### Provided data:
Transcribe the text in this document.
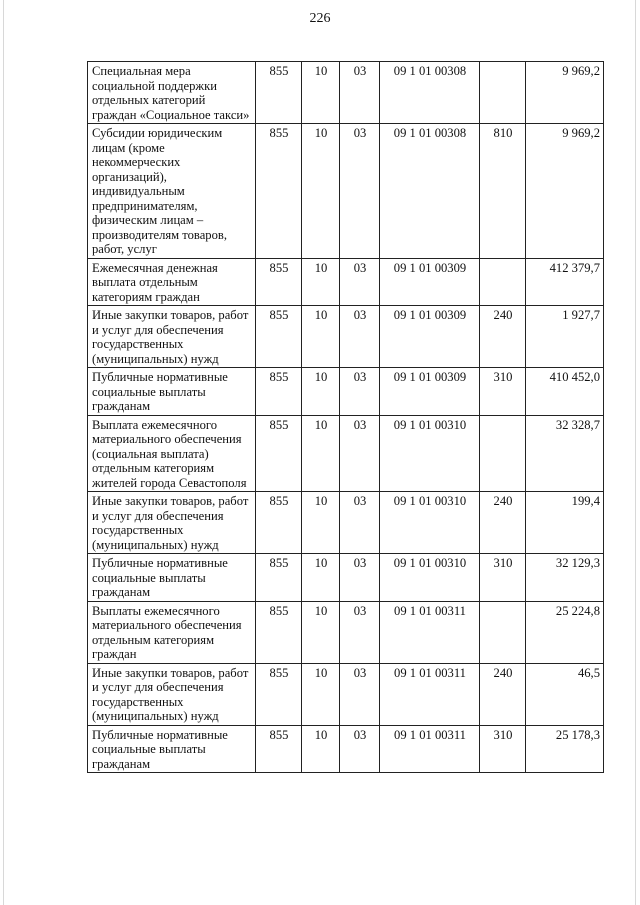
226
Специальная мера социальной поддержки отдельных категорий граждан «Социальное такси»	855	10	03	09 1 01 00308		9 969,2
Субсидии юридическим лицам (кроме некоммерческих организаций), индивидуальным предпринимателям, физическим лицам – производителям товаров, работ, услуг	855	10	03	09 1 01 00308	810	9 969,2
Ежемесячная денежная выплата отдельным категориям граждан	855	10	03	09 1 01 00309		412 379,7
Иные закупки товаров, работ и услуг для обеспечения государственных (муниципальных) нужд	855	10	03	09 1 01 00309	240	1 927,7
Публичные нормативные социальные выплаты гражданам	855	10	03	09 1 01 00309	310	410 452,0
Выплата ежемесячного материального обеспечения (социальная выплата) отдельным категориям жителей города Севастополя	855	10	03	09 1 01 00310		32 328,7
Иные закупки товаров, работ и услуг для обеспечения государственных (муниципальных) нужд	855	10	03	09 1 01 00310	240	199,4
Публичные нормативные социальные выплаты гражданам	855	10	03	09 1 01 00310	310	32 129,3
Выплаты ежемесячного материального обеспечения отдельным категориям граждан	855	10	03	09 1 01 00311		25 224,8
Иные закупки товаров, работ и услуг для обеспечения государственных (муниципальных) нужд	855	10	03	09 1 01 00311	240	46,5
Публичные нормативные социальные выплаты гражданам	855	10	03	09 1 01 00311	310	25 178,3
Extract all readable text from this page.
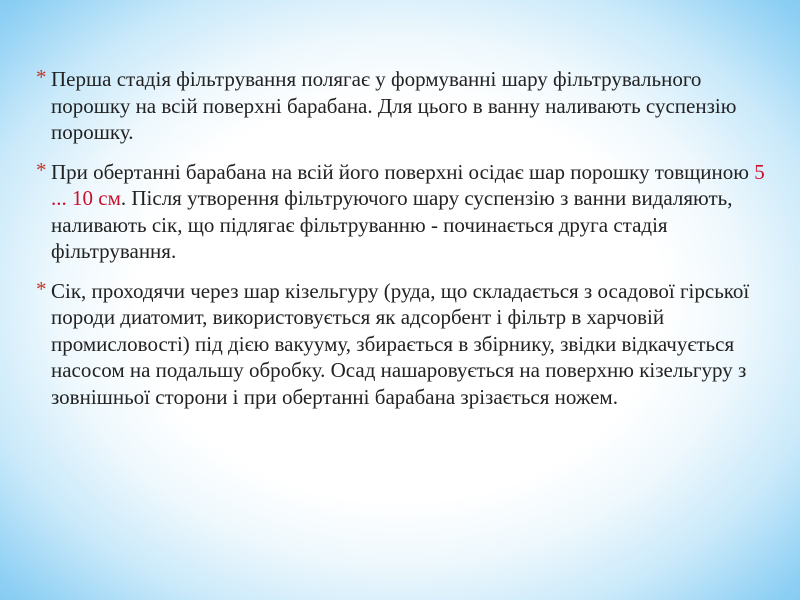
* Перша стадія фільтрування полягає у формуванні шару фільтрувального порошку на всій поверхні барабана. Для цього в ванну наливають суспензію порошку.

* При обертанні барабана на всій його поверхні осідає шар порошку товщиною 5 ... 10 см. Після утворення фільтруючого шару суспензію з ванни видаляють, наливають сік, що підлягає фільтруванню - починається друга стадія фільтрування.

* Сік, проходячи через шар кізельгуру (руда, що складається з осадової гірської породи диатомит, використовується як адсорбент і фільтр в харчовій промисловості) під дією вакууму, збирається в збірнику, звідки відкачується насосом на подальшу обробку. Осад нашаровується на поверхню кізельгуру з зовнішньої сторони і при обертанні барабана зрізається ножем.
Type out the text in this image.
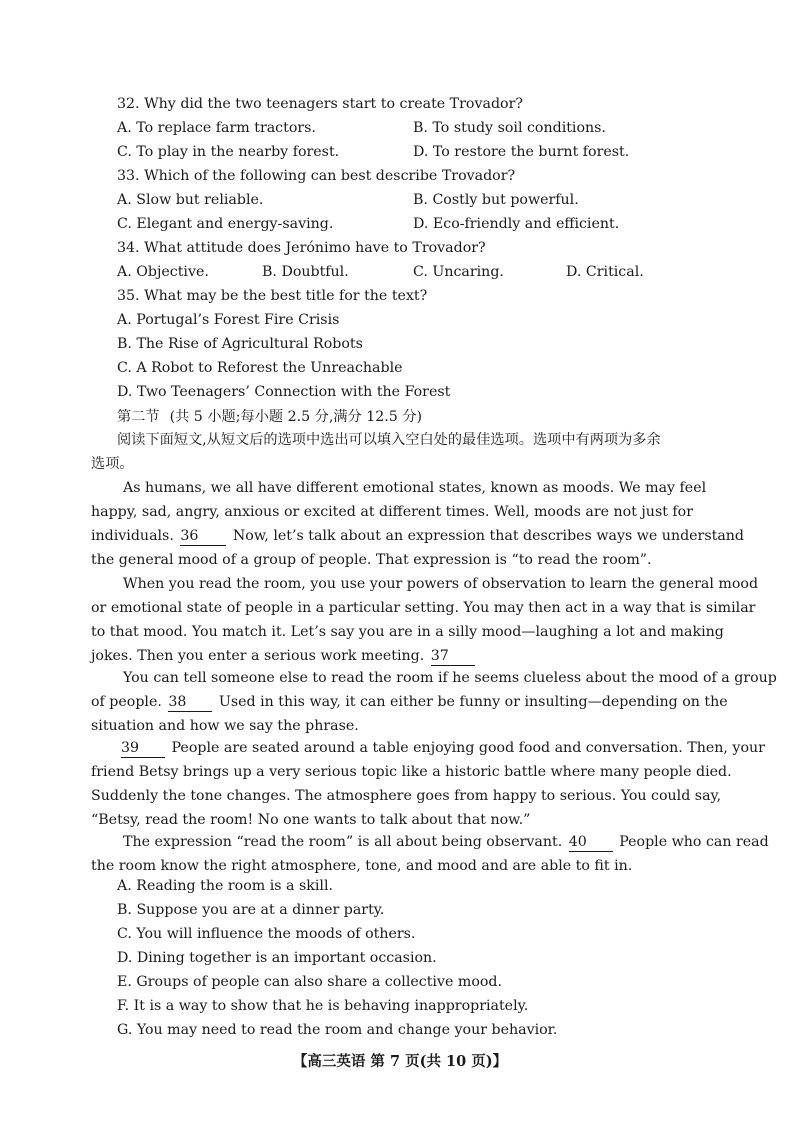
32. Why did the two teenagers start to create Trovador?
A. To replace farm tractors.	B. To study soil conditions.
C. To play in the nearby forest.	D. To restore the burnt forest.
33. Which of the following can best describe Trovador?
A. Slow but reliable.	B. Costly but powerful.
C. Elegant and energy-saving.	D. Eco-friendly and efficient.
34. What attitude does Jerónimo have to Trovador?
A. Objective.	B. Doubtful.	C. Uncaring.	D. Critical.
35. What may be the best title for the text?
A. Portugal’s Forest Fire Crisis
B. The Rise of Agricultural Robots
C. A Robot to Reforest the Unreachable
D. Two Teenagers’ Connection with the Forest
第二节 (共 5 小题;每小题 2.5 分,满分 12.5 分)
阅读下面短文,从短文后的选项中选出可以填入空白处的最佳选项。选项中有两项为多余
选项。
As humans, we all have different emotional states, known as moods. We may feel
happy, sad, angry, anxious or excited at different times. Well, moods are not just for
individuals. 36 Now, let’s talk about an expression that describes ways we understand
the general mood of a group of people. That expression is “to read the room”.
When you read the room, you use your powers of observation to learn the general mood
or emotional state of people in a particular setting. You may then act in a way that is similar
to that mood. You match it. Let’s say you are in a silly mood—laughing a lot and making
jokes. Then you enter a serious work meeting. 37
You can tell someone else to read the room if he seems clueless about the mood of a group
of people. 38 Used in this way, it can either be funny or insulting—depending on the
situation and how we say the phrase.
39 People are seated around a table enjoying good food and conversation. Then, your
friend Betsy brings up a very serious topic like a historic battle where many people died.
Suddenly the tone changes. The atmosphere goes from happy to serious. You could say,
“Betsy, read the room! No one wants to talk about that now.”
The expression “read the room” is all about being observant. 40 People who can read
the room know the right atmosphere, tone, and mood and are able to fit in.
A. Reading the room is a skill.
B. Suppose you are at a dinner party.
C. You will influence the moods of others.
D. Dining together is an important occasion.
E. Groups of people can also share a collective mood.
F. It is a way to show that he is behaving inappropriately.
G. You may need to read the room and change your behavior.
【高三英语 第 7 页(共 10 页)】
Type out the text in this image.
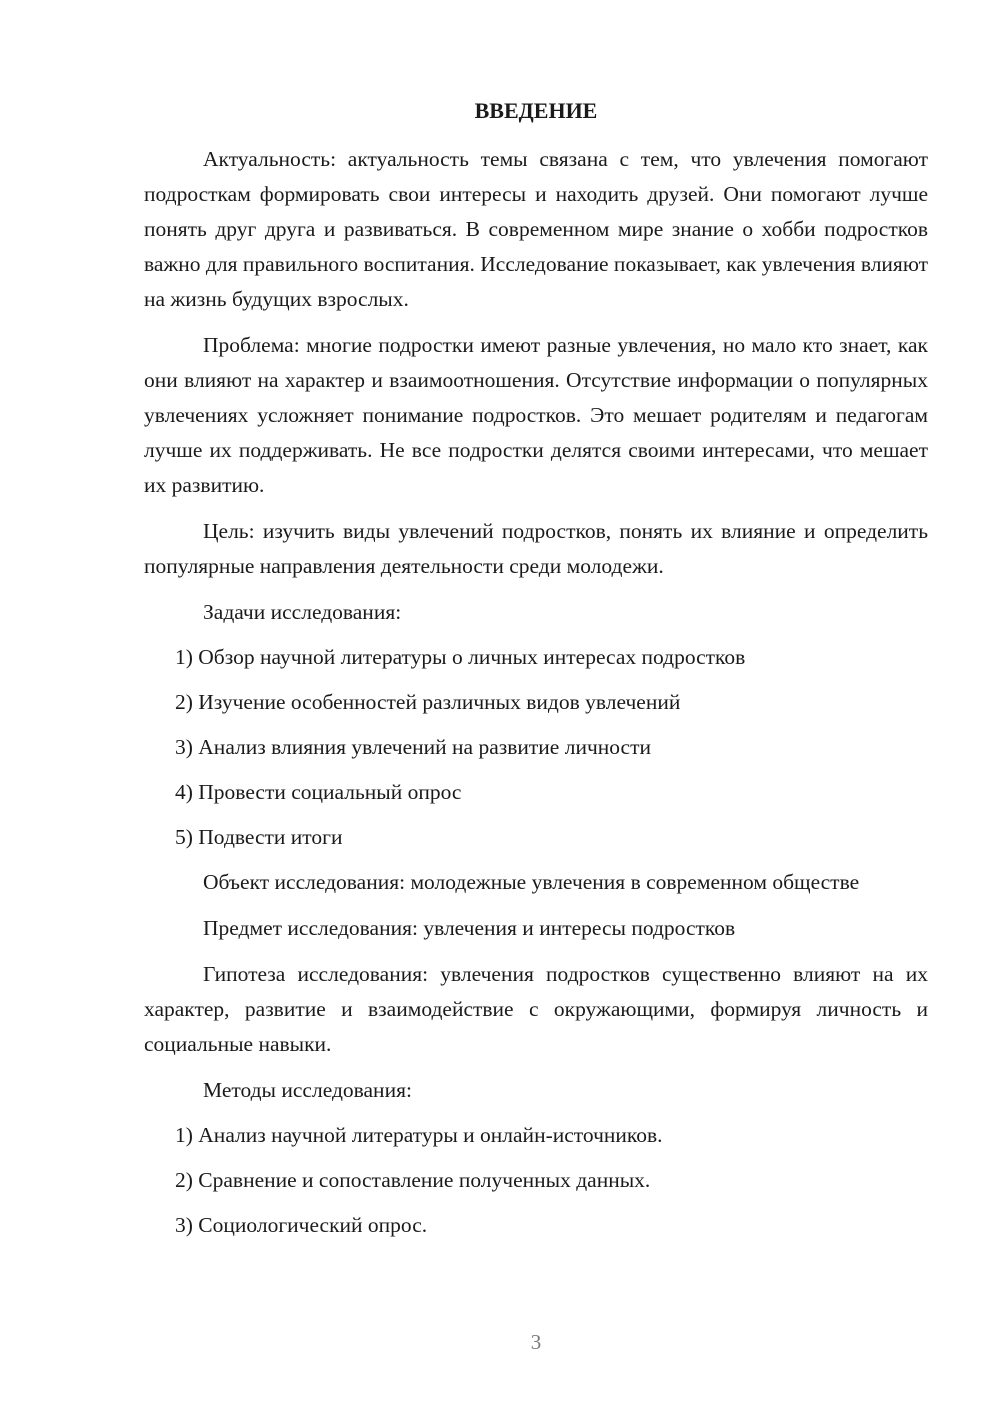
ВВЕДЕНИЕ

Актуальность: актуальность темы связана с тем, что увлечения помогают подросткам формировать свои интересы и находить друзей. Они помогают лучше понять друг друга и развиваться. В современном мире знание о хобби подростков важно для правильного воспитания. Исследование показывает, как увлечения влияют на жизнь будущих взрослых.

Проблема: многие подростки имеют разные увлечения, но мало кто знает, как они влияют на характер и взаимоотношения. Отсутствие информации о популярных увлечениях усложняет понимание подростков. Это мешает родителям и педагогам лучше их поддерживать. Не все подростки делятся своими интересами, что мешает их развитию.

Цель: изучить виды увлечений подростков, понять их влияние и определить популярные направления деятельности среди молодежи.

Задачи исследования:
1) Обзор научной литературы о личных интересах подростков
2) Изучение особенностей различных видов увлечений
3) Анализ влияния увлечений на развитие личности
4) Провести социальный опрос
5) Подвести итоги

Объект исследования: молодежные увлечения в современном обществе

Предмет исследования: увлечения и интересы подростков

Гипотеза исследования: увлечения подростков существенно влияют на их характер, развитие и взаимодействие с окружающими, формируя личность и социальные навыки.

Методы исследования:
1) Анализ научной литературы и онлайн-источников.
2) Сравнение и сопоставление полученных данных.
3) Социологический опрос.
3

### Exercise objective:
Set down all the entries exactly as they appear, but skip any pictures.

### Written solution:
Transcribe the text in this document.
226
Специальная мера социальной поддержки отдельных категорий граждан «Социальное такси»	855	10	03	09 1 01 00308		9 969,2
Субсидии юридическим лицам (кроме некоммерческих организаций), индивидуальным предпринимателям, физическим лицам – производителям товаров, работ, услуг	855	10	03	09 1 01 00308	810	9 969,2
Ежемесячная денежная выплата отдельным категориям граждан	855	10	03	09 1 01 00309		412 379,7
Иные закупки товаров, работ и услуг для обеспечения государственных (муниципальных) нужд	855	10	03	09 1 01 00309	240	1 927,7
Публичные нормативные социальные выплаты гражданам	855	10	03	09 1 01 00309	310	410 452,0
Выплата ежемесячного материального обеспечения (социальная выплата) отдельным категориям жителей города Севастополя	855	10	03	09 1 01 00310		32 328,7
Иные закупки товаров, работ и услуг для обеспечения государственных (муниципальных) нужд	855	10	03	09 1 01 00310	240	199,4
Публичные нормативные социальные выплаты гражданам	855	10	03	09 1 01 00310	310	32 129,3
Выплаты ежемесячного материального обеспечения отдельным категориям граждан	855	10	03	09 1 01 00311		25 224,8
Иные закупки товаров, работ и услуг для обеспечения государственных (муниципальных) нужд	855	10	03	09 1 01 00311	240	46,5
Публичные нормативные социальные выплаты гражданам	855	10	03	09 1 01 00311	310	25 178,3
Extract all readable text from this page.
* Перша стадія фільтрування полягає у формуванні шару фільтрувального порошку на всій поверхні барабана. Для цього в ванну наливають суспензію порошку.

* При обертанні барабана на всій його поверхні осідає шар порошку товщиною 5 ... 10 см. Після утворення фільтруючого шару суспензію з ванни видаляють, наливають сік, що підлягає фільтруванню - починається друга стадія фільтрування.

* Сік, проходячи через шар кізельгуру (руда, що складається з осадової гірської породи диатомит, використовується як адсорбент і фільтр в харчовій промисловості) під дією вакууму, збирається в збірнику, звідки відкачується насосом на подальшу обробку. Осад нашаровується на поверхню кізельгуру з зовнішньої сторони і при обертанні барабана зрізається ножем.
Type out the text in this image.
32. Why did the two teenagers start to create Trovador?
A. To replace farm tractors.	B. To study soil conditions.
C. To play in the nearby forest.	D. To restore the burnt forest.
33. Which of the following can best describe Trovador?
A. Slow but reliable.	B. Costly but powerful.
C. Elegant and energy-saving.	D. Eco-friendly and efficient.
34. What attitude does Jerónimo have to Trovador?
A. Objective.	B. Doubtful.	C. Uncaring.	D. Critical.
35. What may be the best title for the text?
A. Portugal’s Forest Fire Crisis
B. The Rise of Agricultural Robots
C. A Robot to Reforest the Unreachable
D. Two Teenagers’ Connection with the Forest
第二节 (共 5 小题;每小题 2.5 分,满分 12.5 分)
阅读下面短文,从短文后的选项中选出可以填入空白处的最佳选项。选项中有两项为多余
选项。
As humans, we all have different emotional states, known as moods. We may feel
happy, sad, angry, anxious or excited at different times. Well, moods are not just for
individuals. 36 Now, let’s talk about an expression that describes ways we understand
the general mood of a group of people. That expression is “to read the room”.
When you read the room, you use your powers of observation to learn the general mood
or emotional state of people in a particular setting. You may then act in a way that is similar
to that mood. You match it. Let’s say you are in a silly mood—laughing a lot and making
jokes. Then you enter a serious work meeting. 37
You can tell someone else to read the room if he seems clueless about the mood of a group
of people. 38 Used in this way, it can either be funny or insulting—depending on the
situation and how we say the phrase.
39 People are seated around a table enjoying good food and conversation. Then, your
friend Betsy brings up a very serious topic like a historic battle where many people died.
Suddenly the tone changes. The atmosphere goes from happy to serious. You could say,
“Betsy, read the room! No one wants to talk about that now.”
The expression “read the room” is all about being observant. 40 People who can read
the room know the right atmosphere, tone, and mood and are able to fit in.
A. Reading the room is a skill.
B. Suppose you are at a dinner party.
C. You will influence the moods of others.
D. Dining together is an important occasion.
E. Groups of people can also share a collective mood.
F. It is a way to show that he is behaving inappropriately.
G. You may need to read the room and change your behavior.
【高三英语 第 7 页(共 10 页)】
Type out the text in this image.
ВВЕДЕНИЕ

Актуальность: актуальность темы связана с тем, что увлечения помогают подросткам формировать свои интересы и находить друзей. Они помогают лучше понять друг друга и развиваться. В современном мире знание о хобби подростков важно для правильного воспитания. Исследование показывает, как увлечения влияют на жизнь будущих взрослых.

Проблема: многие подростки имеют разные увлечения, но мало кто знает, как они влияют на характер и взаимоотношения. Отсутствие информации о популярных увлечениях усложняет понимание подростков. Это мешает родителям и педагогам лучше их поддерживать. Не все подростки делятся своими интересами, что мешает их развитию.

Цель: изучить виды увлечений подростков, понять их влияние и определить популярные направления деятельности среди молодежи.

Задачи исследования:
1) Обзор научной литературы о личных интересах подростков
2) Изучение особенностей различных видов увлечений
3) Анализ влияния увлечений на развитие личности
4) Провести социальный опрос
5) Подвести итоги

Объект исследования: молодежные увлечения в современном обществе

Предмет исследования: увлечения и интересы подростков

Гипотеза исследования: увлечения подростков существенно влияют на их характер, развитие и взаимодействие с окружающими, формируя личность и социальные навыки.

Методы исследования:
1) Анализ научной литературы и онлайн-источников.
2) Сравнение и сопоставление полученных данных.
3) Социологический опрос.
3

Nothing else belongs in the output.